Trecho original
....

Havia lido em minha adolescência um exemplar da obra, velho, desgastado, amarelado e sem capa, que me fora emprestado por uma colega de sala de aula. O drama do personagem Traian Matisi marcou-me profundamente, talvez por se passar dentro de um cenário de guerra mundial – não lera, ainda, livros cuja ação se desenrolasse nesse ambiente.
Muitos anos se passaram, mas quando vi numa vitrine de livraria, em uma capa verde, editada pela Betrand Brasil, exatamente aquela obra lida nos anos adolescentes, comprei-a imediatamente. Relê-la, passado tanto tempo, foi uma experiência nova, apesar de já conhecê-la. É que, livros compulsados nos recuos dos anos, quando revisitados em idade mais madura, resultam em visões diferentes do mesmo produto cultural. Portanto, eu tenho com o autor um “relacionamento” – diria – afetivo mesmo.
A Vigésima Quinta Hora é uma obra extraordinária. Costumo fazer notações a lápis na folha de rosto, enquanto vou lendo e a deste volume está muito anotada. Existem no livro personagens dos quais não nos esquecemos facilmente.

....

Instrução dada 1
No trecho sobre A Vigésima Quinta Hora, liste todas as palavras e expressões usadas para descrever o exemplar lido na adolescência.

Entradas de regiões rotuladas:
....

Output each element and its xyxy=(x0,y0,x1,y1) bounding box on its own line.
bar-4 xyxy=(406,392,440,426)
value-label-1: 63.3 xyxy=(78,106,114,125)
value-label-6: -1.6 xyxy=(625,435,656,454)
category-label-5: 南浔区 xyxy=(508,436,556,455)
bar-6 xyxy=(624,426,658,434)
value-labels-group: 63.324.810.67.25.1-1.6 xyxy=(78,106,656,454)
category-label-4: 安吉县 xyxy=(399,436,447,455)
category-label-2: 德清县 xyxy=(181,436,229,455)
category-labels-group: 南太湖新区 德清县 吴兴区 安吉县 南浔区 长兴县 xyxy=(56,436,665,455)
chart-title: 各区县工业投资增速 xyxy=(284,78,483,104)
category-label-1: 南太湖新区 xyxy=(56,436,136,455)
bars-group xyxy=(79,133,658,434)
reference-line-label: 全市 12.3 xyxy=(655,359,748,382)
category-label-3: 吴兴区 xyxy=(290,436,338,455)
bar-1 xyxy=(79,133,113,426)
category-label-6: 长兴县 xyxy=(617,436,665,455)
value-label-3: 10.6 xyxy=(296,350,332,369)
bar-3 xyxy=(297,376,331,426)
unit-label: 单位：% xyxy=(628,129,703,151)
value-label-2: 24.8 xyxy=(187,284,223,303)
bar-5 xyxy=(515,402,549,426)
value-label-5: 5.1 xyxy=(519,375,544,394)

....

Instrução dada 2
Repita fielmente as linhas dos registros, começando no início deles e terminando na linha que contém "unit-label: 单位：% xyxy=(628,129,703,151)", incluindo essa linha.

Resposta completa 1
velho, desgastado, amarelado, sem capa

Resposta completa 2
Output each element and its xyxy=(x0,y0,x1,y1) bounding box on its own line.
bar-4 xyxy=(406,392,440,426)
value-label-1: 63.3 xyxy=(78,106,114,125)
value-label-6: -1.6 xyxy=(625,435,656,454)
category-label-5: 南浔区 xyxy=(508,436,556,455)
bar-6 xyxy=(624,426,658,434)
value-labels-group: 63.324.810.67.25.1-1.6 xyxy=(78,106,656,454)
category-label-4: 安吉县 xyxy=(399,436,447,455)
category-label-2: 德清县 xyxy=(181,436,229,455)
category-labels-group: 南太湖新区 德清县 吴兴区 安吉县 南浔区 长兴县 xyxy=(56,436,665,455)
chart-title: 各区县工业投资增速 xyxy=(284,78,483,104)
category-label-1: 南太湖新区 xyxy=(56,436,136,455)
bars-group xyxy=(79,133,658,434)
reference-line-label: 全市 12.3 xyxy=(655,359,748,382)
category-label-3: 吴兴区 xyxy=(290,436,338,455)
bar-1 xyxy=(79,133,113,426)
category-label-6: 长兴县 xyxy=(617,436,665,455)
value-label-3: 10.6 xyxy=(296,350,332,369)
bar-3 xyxy=(297,376,331,426)
unit-label: 单位：% xyxy=(628,129,703,151)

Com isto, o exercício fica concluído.